## Lines of data
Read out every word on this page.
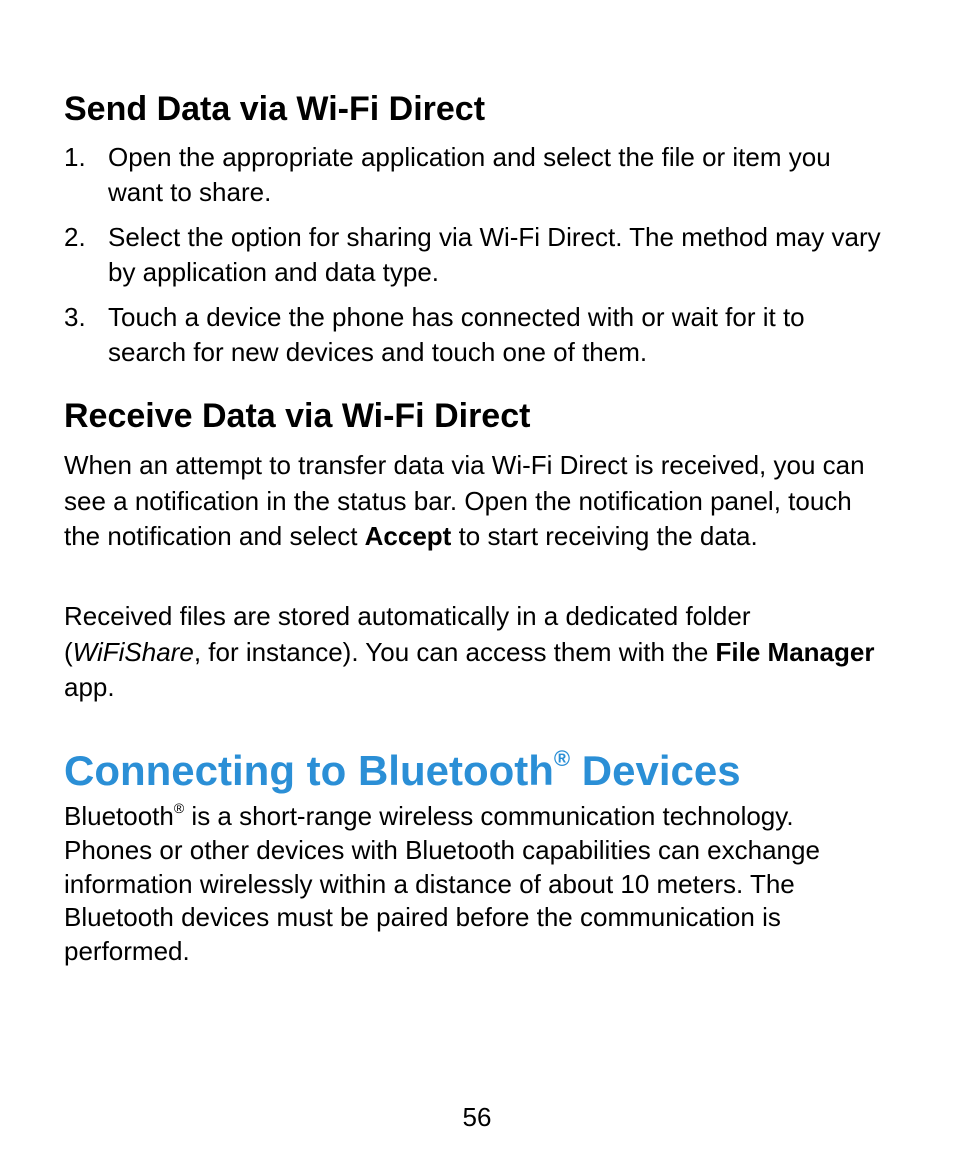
Send Data via Wi-Fi Direct
1. Open the appropriate application and select the file or item you want to share.
2. Select the option for sharing via Wi-Fi Direct. The method may vary by application and data type.
3. Touch a device the phone has connected with or wait for it to search for new devices and touch one of them.
Receive Data via Wi-Fi Direct

When an attempt to transfer data via Wi-Fi Direct is received, you can see a notification in the status bar. Open the notification panel, touch the notification and select Accept to start receiving the data.

Received files are stored automatically in a dedicated folder (WiFiShare, for instance). You can access them with the File Manager app.

Connecting to Bluetooth® Devices

Bluetooth® is a short-range wireless communication technology. Phones or other devices with Bluetooth capabilities can exchange information wirelessly within a distance of about 10 meters. The Bluetooth devices must be paired before the communication is performed.

56
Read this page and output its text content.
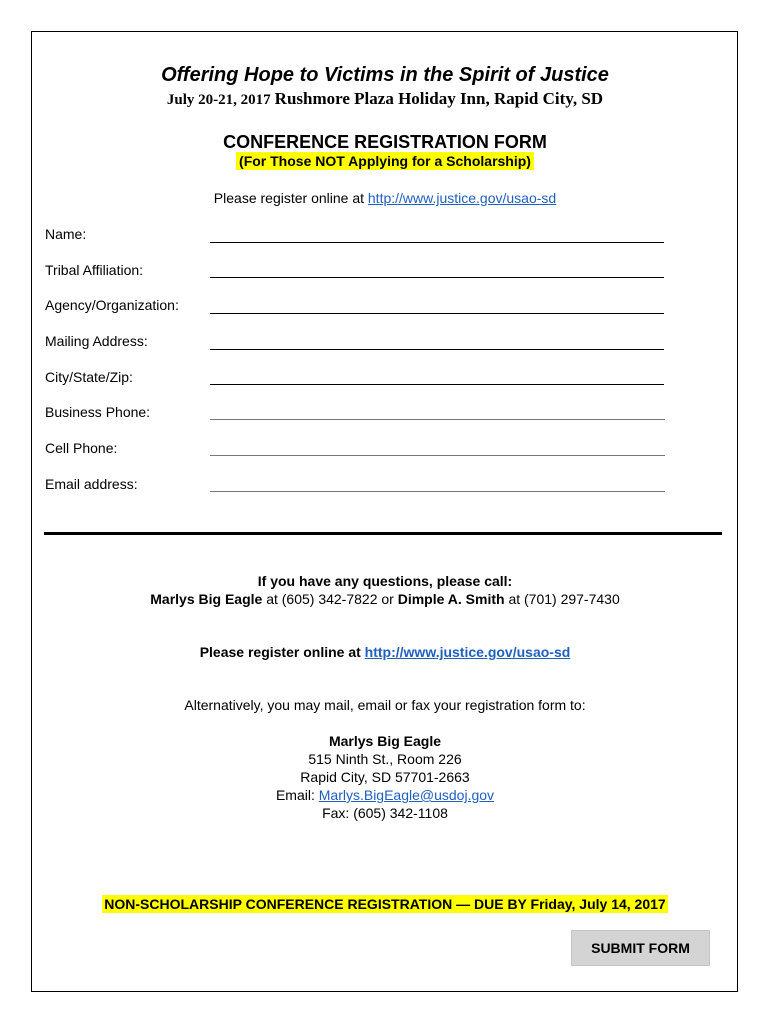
Offering Hope to Victims in the Spirit of Justice
July 20-21, 2017 Rushmore Plaza Holiday Inn, Rapid City, SD
CONFERENCE REGISTRATION FORM
(For Those NOT Applying for a Scholarship)
Please register online at http://www.justice.gov/usao-sd
Name:
Tribal Affiliation:
Agency/Organization:
Mailing Address:
City/State/Zip:
Business Phone:
Cell Phone:
Email address:
If you have any questions, please call:
Marlys Big Eagle at (605) 342-7822 or Dimple A. Smith at (701) 297-7430
Please register online at http://www.justice.gov/usao-sd
Alternatively, you may mail, email or fax your registration form to:
Marlys Big Eagle
515 Ninth St., Room 226
Rapid City, SD 57701-2663
Email: Marlys.BigEagle@usdoj.gov
Fax: (605) 342-1108
NON-SCHOLARSHIP CONFERENCE REGISTRATION — DUE BY Friday, July 14, 2017
SUBMIT FORM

## What you have to do
Extract, word for word, every line from the one holding "Read this page and output its text content." through the closing line of the data above. Do not include any pictures.

## Answer to this task
Read this page and output its text content.
Offering Hope to Victims in the Spirit of Justice
July 20-21, 2017 Rushmore Plaza Holiday Inn, Rapid City, SD
CONFERENCE REGISTRATION FORM
(For Those NOT Applying for a Scholarship)
Please register online at http://www.justice.gov/usao-sd
Name:
Tribal Affiliation:
Agency/Organization:
Mailing Address:
City/State/Zip:
Business Phone:
Cell Phone:
Email address:
If you have any questions, please call:
Marlys Big Eagle at (605) 342-7822 or Dimple A. Smith at (701) 297-7430
Please register online at http://www.justice.gov/usao-sd
Alternatively, you may mail, email or fax your registration form to:
Marlys Big Eagle
515 Ninth St., Room 226
Rapid City, SD 57701-2663
Email: Marlys.BigEagle@usdoj.gov
Fax: (605) 342-1108
NON-SCHOLARSHIP CONFERENCE REGISTRATION — DUE BY Friday, July 14, 2017
SUBMIT FORM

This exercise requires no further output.